Task details:
Set down the final stretch of the data, from the line that holds "Output the text content of this document." through the last line, both included, with pictures left out.

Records

● ● ● ●

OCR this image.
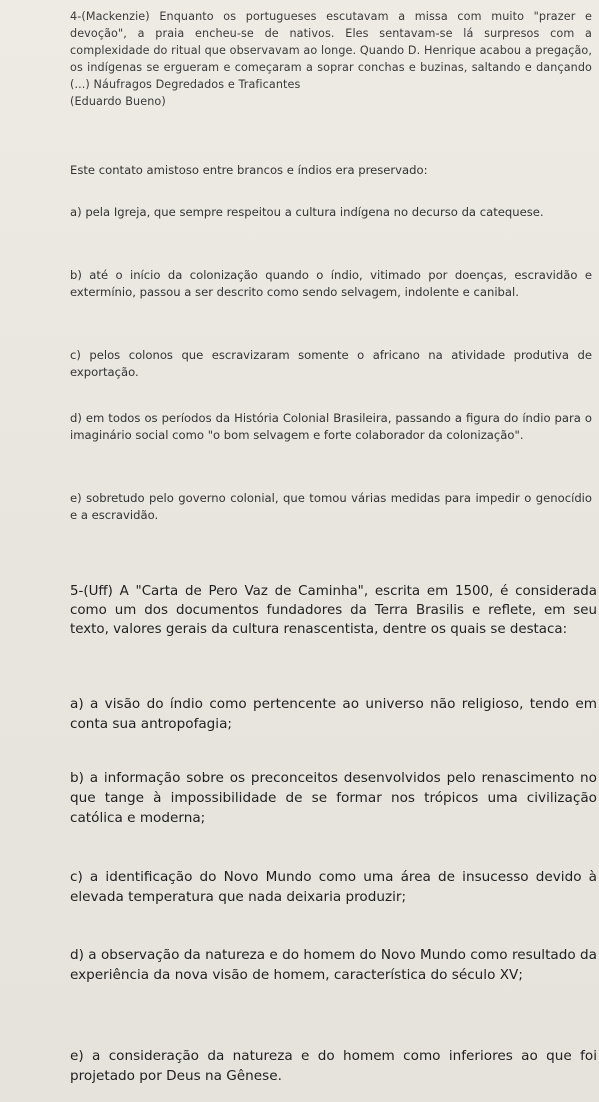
4-(Mackenzie) Enquanto os portugueses escutavam a missa com muito "prazer e devoção", a praia encheu-se de nativos. Eles sentavam-se lá surpresos com a complexidade do ritual que observavam ao longe. Quando D. Henrique acabou a pregação, os indígenas se ergueram e começaram a soprar conchas e buzinas, saltando e dançando (...) Náufragos Degredados e Traficantes
(Eduardo Bueno)

Este contato amistoso entre brancos e índios era preservado:

a) pela Igreja, que sempre respeitou a cultura indígena no decurso da catequese.

b) até o início da colonização quando o índio, vitimado por doenças, escravidão e extermínio, passou a ser descrito como sendo selvagem, indolente e canibal.

c) pelos colonos que escravizaram somente o africano na atividade produtiva de exportação.

d) em todos os períodos da História Colonial Brasileira, passando a figura do índio para o imaginário social como "o bom selvagem e forte colaborador da colonização".

e) sobretudo pelo governo colonial, que tomou várias medidas para impedir o genocídio e a escravidão.

5-(Uff) A "Carta de Pero Vaz de Caminha", escrita em 1500, é considerada como um dos documentos fundadores da Terra Brasilis e reflete, em seu texto, valores gerais da cultura renascentista, dentre os quais se destaca:

a) a visão do índio como pertencente ao universo não religioso, tendo em conta sua antropofagia;

b) a informação sobre os preconceitos desenvolvidos pelo renascimento no que tange à impossibilidade de se formar nos trópicos uma civilização católica e moderna;

c) a identificação do Novo Mundo como uma área de insucesso devido à elevada temperatura que nada deixaria produzir;

d) a observação da natureza e do homem do Novo Mundo como resultado da experiência da nova visão de homem, característica do século XV;

e) a consideração da natureza e do homem como inferiores ao que foi projetado por Deus na Gênese.
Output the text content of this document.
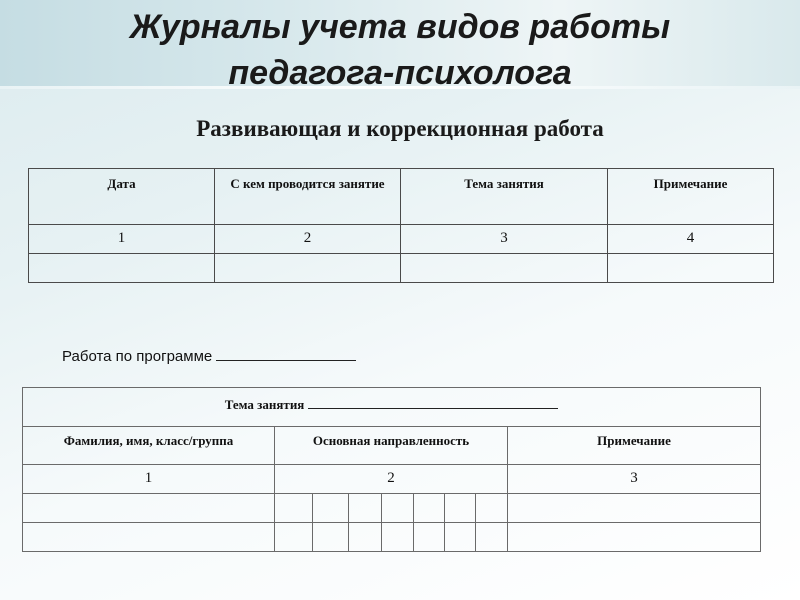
Журналы учета видов работы
педагога-психолога
Развивающая и коррекционная работа
Дата	С кем проводится занятие	Тема занятия	Примечание
1	2	3	4

Работа по программе
Тема занятия								
Фамилия, имя, класс/группа	Основная направленность							Примечание
1	2							3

● ● ● ●

Solved exercise:
Output the text content of this document.
Журналы учета видов работы
педагога-психолога
Развивающая и коррекционная работа
Дата	С кем проводится занятие	Тема занятия	Примечание
1	2	3	4

Работа по программе
Тема занятия								
Фамилия, имя, класс/группа	Основная направленность							Примечание
1	2							3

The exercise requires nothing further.